# start of Rows

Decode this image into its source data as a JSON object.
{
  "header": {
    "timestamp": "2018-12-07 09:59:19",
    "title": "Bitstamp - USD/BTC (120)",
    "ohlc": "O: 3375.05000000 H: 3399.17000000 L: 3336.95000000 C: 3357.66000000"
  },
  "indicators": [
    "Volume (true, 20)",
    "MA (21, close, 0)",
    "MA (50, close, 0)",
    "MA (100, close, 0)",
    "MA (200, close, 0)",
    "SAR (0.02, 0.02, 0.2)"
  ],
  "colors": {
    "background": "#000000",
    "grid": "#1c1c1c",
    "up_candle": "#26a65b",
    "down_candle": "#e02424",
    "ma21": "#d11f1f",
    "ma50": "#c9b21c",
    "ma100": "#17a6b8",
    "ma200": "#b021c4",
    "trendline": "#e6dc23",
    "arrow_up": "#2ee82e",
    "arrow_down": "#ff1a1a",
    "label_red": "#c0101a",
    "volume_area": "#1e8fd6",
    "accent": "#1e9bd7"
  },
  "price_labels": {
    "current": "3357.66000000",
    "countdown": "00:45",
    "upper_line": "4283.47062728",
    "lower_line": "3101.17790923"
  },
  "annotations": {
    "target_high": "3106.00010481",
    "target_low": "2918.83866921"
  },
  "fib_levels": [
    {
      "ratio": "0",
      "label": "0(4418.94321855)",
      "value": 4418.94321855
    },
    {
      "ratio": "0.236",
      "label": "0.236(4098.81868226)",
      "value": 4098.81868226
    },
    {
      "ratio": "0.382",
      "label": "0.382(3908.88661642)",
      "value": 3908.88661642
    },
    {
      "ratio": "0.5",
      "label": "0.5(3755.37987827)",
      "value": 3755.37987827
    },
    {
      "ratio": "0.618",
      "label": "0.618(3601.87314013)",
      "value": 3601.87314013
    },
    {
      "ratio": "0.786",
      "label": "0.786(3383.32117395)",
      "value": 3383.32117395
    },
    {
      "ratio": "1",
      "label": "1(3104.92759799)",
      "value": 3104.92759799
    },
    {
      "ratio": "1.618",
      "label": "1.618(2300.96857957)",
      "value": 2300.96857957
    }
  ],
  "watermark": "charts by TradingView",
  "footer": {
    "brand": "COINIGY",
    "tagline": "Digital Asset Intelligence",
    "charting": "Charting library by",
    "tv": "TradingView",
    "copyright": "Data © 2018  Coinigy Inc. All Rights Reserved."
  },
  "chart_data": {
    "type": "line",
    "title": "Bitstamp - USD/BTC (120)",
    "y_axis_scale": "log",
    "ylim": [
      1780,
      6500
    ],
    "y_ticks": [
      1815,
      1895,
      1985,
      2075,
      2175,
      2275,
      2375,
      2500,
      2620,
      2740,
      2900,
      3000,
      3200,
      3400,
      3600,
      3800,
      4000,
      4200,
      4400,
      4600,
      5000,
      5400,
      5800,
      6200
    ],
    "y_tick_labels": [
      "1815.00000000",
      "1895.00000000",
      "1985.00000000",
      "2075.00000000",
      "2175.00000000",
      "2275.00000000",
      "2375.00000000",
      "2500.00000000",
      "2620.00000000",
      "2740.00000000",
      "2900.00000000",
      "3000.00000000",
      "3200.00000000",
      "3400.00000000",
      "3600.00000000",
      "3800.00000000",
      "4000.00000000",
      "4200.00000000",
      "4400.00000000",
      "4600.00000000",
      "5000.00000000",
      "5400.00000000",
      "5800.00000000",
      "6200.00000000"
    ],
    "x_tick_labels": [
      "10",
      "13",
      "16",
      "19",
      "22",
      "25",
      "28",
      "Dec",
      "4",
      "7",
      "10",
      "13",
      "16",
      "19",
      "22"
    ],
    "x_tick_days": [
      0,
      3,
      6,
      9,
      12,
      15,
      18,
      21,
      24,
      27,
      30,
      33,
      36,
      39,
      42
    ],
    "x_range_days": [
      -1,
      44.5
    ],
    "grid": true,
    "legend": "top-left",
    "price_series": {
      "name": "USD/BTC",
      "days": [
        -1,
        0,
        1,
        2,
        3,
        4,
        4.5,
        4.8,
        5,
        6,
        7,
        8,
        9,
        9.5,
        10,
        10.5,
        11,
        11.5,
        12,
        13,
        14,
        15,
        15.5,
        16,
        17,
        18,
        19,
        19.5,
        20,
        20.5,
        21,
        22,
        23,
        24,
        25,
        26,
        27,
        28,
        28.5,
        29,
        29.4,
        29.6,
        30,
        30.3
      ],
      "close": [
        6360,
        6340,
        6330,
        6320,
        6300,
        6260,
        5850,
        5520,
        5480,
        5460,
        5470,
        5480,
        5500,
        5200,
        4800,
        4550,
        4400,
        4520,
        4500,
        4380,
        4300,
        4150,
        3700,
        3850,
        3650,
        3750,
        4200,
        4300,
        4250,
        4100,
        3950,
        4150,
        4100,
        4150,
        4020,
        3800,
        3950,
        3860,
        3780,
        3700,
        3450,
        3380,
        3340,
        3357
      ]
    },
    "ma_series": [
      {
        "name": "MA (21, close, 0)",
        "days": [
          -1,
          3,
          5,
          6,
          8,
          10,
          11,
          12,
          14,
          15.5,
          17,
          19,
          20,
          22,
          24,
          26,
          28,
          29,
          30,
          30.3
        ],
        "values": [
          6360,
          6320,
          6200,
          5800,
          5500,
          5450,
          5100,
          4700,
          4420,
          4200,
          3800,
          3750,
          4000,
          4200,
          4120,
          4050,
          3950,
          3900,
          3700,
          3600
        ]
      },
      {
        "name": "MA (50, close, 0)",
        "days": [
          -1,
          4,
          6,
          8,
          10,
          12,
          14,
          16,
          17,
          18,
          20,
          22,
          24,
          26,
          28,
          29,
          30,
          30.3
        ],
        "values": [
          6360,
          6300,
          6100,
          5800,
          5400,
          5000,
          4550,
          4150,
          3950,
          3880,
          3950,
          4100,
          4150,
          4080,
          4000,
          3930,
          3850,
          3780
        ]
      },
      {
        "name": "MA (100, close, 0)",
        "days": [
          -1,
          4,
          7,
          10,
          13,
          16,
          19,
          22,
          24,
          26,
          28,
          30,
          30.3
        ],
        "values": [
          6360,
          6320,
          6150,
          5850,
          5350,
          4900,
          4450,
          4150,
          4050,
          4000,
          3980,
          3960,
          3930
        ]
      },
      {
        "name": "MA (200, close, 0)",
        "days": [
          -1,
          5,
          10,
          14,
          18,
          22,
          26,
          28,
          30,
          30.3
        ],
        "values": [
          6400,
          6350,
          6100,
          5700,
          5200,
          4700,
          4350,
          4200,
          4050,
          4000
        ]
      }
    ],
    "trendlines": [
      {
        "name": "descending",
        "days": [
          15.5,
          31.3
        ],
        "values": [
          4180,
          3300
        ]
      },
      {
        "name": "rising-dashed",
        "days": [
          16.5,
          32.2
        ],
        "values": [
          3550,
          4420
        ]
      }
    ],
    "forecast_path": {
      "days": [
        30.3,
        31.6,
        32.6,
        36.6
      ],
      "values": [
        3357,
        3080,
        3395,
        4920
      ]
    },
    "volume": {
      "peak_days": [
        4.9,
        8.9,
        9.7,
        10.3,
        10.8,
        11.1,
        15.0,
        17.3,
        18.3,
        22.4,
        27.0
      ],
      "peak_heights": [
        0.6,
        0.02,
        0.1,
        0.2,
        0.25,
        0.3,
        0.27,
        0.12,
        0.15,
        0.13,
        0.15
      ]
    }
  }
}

# end of Rows

Reproduce every line above without error.

Decode this image into its source data as a JSON object.
{
  "header": {
    "timestamp": "2018-12-07 09:59:19",
    "title": "Bitstamp - USD/BTC (120)",
    "ohlc": "O: 3375.05000000 H: 3399.17000000 L: 3336.95000000 C: 3357.66000000"
  },
  "indicators": [
    "Volume (true, 20)",
    "MA (21, close, 0)",
    "MA (50, close, 0)",
    "MA (100, close, 0)",
    "MA (200, close, 0)",
    "SAR (0.02, 0.02, 0.2)"
  ],
  "colors": {
    "background": "#000000",
    "grid": "#1c1c1c",
    "up_candle": "#26a65b",
    "down_candle": "#e02424",
    "ma21": "#d11f1f",
    "ma50": "#c9b21c",
    "ma100": "#17a6b8",
    "ma200": "#b021c4",
    "trendline": "#e6dc23",
    "arrow_up": "#2ee82e",
    "arrow_down": "#ff1a1a",
    "label_red": "#c0101a",
    "volume_area": "#1e8fd6",
    "accent": "#1e9bd7"
  },
  "price_labels": {
    "current": "3357.66000000",
    "countdown": "00:45",
    "upper_line": "4283.47062728",
    "lower_line": "3101.17790923"
  },
  "annotations": {
    "target_high": "3106.00010481",
    "target_low": "2918.83866921"
  },
  "fib_levels": [
    {
      "ratio": "0",
      "label": "0(4418.94321855)",
      "value": 4418.94321855
    },
    {
      "ratio": "0.236",
      "label": "0.236(4098.81868226)",
      "value": 4098.81868226
    },
    {
      "ratio": "0.382",
      "label": "0.382(3908.88661642)",
      "value": 3908.88661642
    },
    {
      "ratio": "0.5",
      "label": "0.5(3755.37987827)",
      "value": 3755.37987827
    },
    {
      "ratio": "0.618",
      "label": "0.618(3601.87314013)",
      "value": 3601.87314013
    },
    {
      "ratio": "0.786",
      "label": "0.786(3383.32117395)",
      "value": 3383.32117395
    },
    {
      "ratio": "1",
      "label": "1(3104.92759799)",
      "value": 3104.92759799
    },
    {
      "ratio": "1.618",
      "label": "1.618(2300.96857957)",
      "value": 2300.96857957
    }
  ],
  "watermark": "charts by TradingView",
  "footer": {
    "brand": "COINIGY",
    "tagline": "Digital Asset Intelligence",
    "charting": "Charting library by",
    "tv": "TradingView",
    "copyright": "Data © 2018  Coinigy Inc. All Rights Reserved."
  },
  "chart_data": {
    "type": "line",
    "title": "Bitstamp - USD/BTC (120)",
    "y_axis_scale": "log",
    "ylim": [
      1780,
      6500
    ],
    "y_ticks": [
      1815,
      1895,
      1985,
      2075,
      2175,
      2275,
      2375,
      2500,
      2620,
      2740,
      2900,
      3000,
      3200,
      3400,
      3600,
      3800,
      4000,
      4200,
      4400,
      4600,
      5000,
      5400,
      5800,
      6200
    ],
    "y_tick_labels": [
      "1815.00000000",
      "1895.00000000",
      "1985.00000000",
      "2075.00000000",
      "2175.00000000",
      "2275.00000000",
      "2375.00000000",
      "2500.00000000",
      "2620.00000000",
      "2740.00000000",
      "2900.00000000",
      "3000.00000000",
      "3200.00000000",
      "3400.00000000",
      "3600.00000000",
      "3800.00000000",
      "4000.00000000",
      "4200.00000000",
      "4400.00000000",
      "4600.00000000",
      "5000.00000000",
      "5400.00000000",
      "5800.00000000",
      "6200.00000000"
    ],
    "x_tick_labels": [
      "10",
      "13",
      "16",
      "19",
      "22",
      "25",
      "28",
      "Dec",
      "4",
      "7",
      "10",
      "13",
      "16",
      "19",
      "22"
    ],
    "x_tick_days": [
      0,
      3,
      6,
      9,
      12,
      15,
      18,
      21,
      24,
      27,
      30,
      33,
      36,
      39,
      42
    ],
    "x_range_days": [
      -1,
      44.5
    ],
    "grid": true,
    "legend": "top-left",
    "price_series": {
      "name": "USD/BTC",
      "days": [
        -1,
        0,
        1,
        2,
        3,
        4,
        4.5,
        4.8,
        5,
        6,
        7,
        8,
        9,
        9.5,
        10,
        10.5,
        11,
        11.5,
        12,
        13,
        14,
        15,
        15.5,
        16,
        17,
        18,
        19,
        19.5,
        20,
        20.5,
        21,
        22,
        23,
        24,
        25,
        26,
        27,
        28,
        28.5,
        29,
        29.4,
        29.6,
        30,
        30.3
      ],
      "close": [
        6360,
        6340,
        6330,
        6320,
        6300,
        6260,
        5850,
        5520,
        5480,
        5460,
        5470,
        5480,
        5500,
        5200,
        4800,
        4550,
        4400,
        4520,
        4500,
        4380,
        4300,
        4150,
        3700,
        3850,
        3650,
        3750,
        4200,
        4300,
        4250,
        4100,
        3950,
        4150,
        4100,
        4150,
        4020,
        3800,
        3950,
        3860,
        3780,
        3700,
        3450,
        3380,
        3340,
        3357
      ]
    },
    "ma_series": [
      {
        "name": "MA (21, close, 0)",
        "days": [
          -1,
          3,
          5,
          6,
          8,
          10,
          11,
          12,
          14,
          15.5,
          17,
          19,
          20,
          22,
          24,
          26,
          28,
          29,
          30,
          30.3
        ],
        "values": [
          6360,
          6320,
          6200,
          5800,
          5500,
          5450,
          5100,
          4700,
          4420,
          4200,
          3800,
          3750,
          4000,
          4200,
          4120,
          4050,
          3950,
          3900,
          3700,
          3600
        ]
      },
      {
        "name": "MA (50, close, 0)",
        "days": [
          -1,
          4,
          6,
          8,
          10,
          12,
          14,
          16,
          17,
          18,
          20,
          22,
          24,
          26,
          28,
          29,
          30,
          30.3
        ],
        "values": [
          6360,
          6300,
          6100,
          5800,
          5400,
          5000,
          4550,
          4150,
          3950,
          3880,
          3950,
          4100,
          4150,
          4080,
          4000,
          3930,
          3850,
          3780
        ]
      },
      {
        "name": "MA (100, close, 0)",
        "days": [
          -1,
          4,
          7,
          10,
          13,
          16,
          19,
          22,
          24,
          26,
          28,
          30,
          30.3
        ],
        "values": [
          6360,
          6320,
          6150,
          5850,
          5350,
          4900,
          4450,
          4150,
          4050,
          4000,
          3980,
          3960,
          3930
        ]
      },
      {
        "name": "MA (200, close, 0)",
        "days": [
          -1,
          5,
          10,
          14,
          18,
          22,
          26,
          28,
          30,
          30.3
        ],
        "values": [
          6400,
          6350,
          6100,
          5700,
          5200,
          4700,
          4350,
          4200,
          4050,
          4000
        ]
      }
    ],
    "trendlines": [
      {
        "name": "descending",
        "days": [
          15.5,
          31.3
        ],
        "values": [
          4180,
          3300
        ]
      },
      {
        "name": "rising-dashed",
        "days": [
          16.5,
          32.2
        ],
        "values": [
          3550,
          4420
        ]
      }
    ],
    "forecast_path": {
      "days": [
        30.3,
        31.6,
        32.6,
        36.6
      ],
      "values": [
        3357,
        3080,
        3395,
        4920
      ]
    },
    "volume": {
      "peak_days": [
        4.9,
        8.9,
        9.7,
        10.3,
        10.8,
        11.1,
        15.0,
        17.3,
        18.3,
        22.4,
        27.0
      ],
      "peak_heights": [
        0.6,
        0.02,
        0.1,
        0.2,
        0.25,
        0.3,
        0.27,
        0.12,
        0.15,
        0.13,
        0.15
      ]
    }
  }
}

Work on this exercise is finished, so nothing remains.